● Job
Word for word, give the material below again, minus any images.

● Data entries
---

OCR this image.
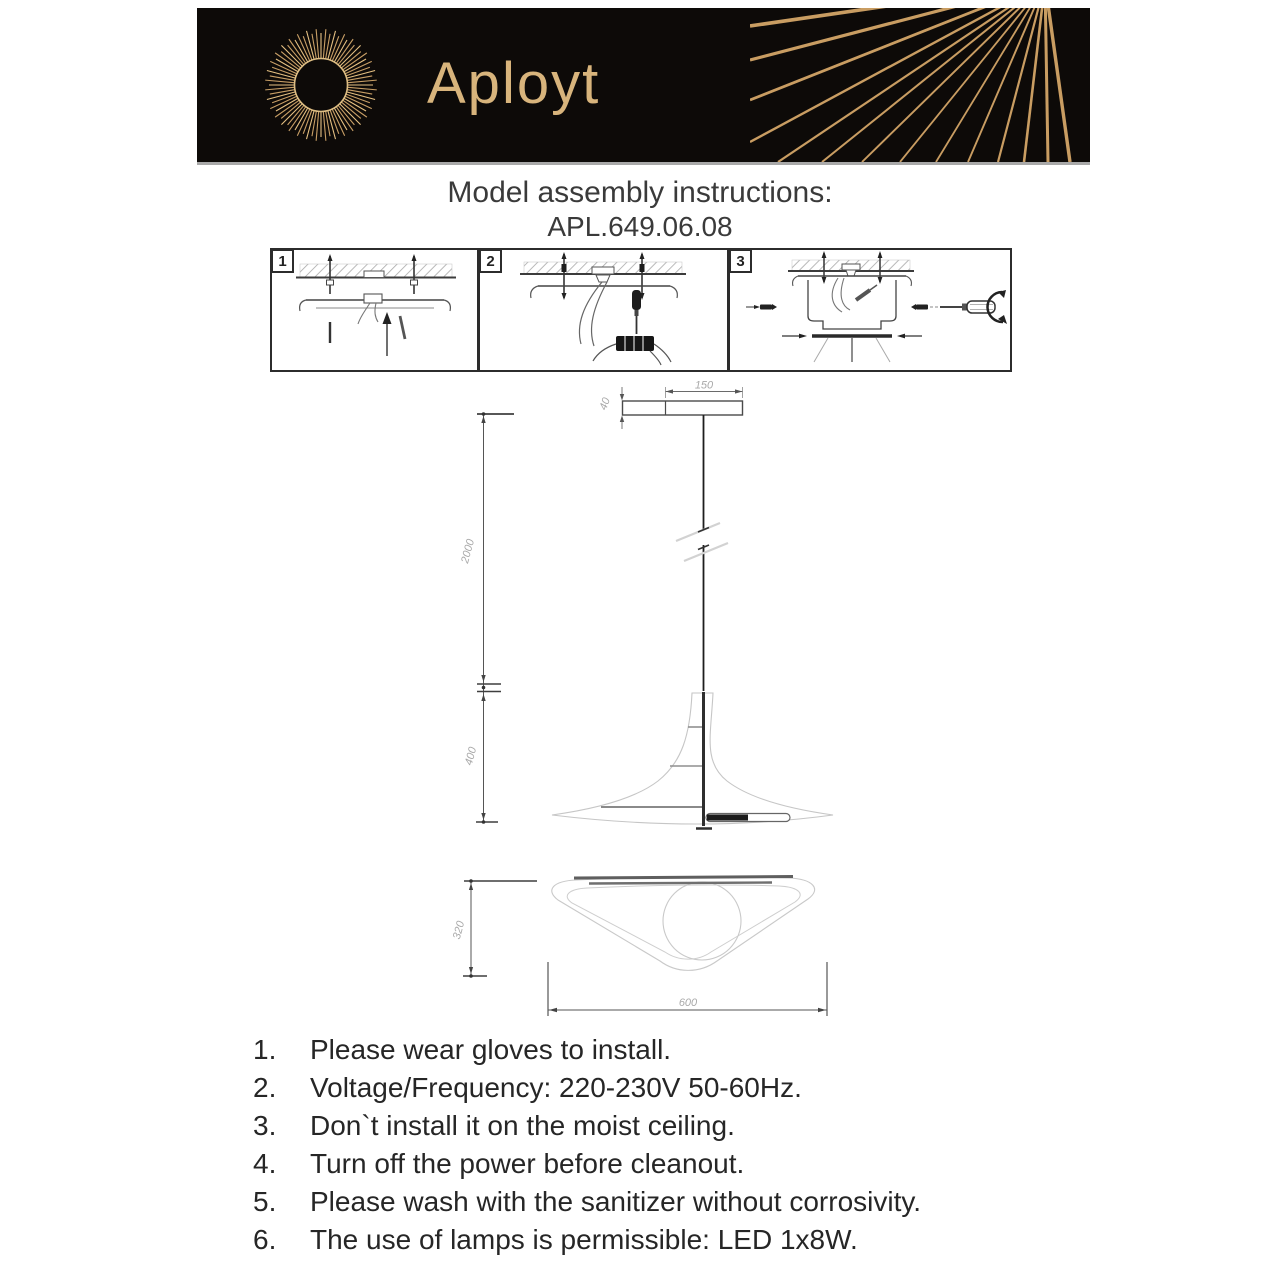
Aployt
Model assembly instructions:
APL.649.06.08
1	2	3
150
40
2000
400
320
600
1.	Please wear gloves to install.
2.	Voltage/Frequency: 220-230V 50-60Hz.
3.	Don`t install it on the moist ceiling.
4.	Turn off the power before cleanout.
5.	Please wash with the sanitizer without corrosivity.
6.	The use of lamps is permissible: LED 1x8W.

---

● Output of the exercise
OCR this image.
Aployt
Model assembly instructions:
APL.649.06.08
1	2	3
150
40
2000
400
320
600
1.	Please wear gloves to install.
2.	Voltage/Frequency: 220-230V 50-60Hz.
3.	Don`t install it on the moist ceiling.
4.	Turn off the power before cleanout.
5.	Please wash with the sanitizer without corrosivity.
6.	The use of lamps is permissible: LED 1x8W.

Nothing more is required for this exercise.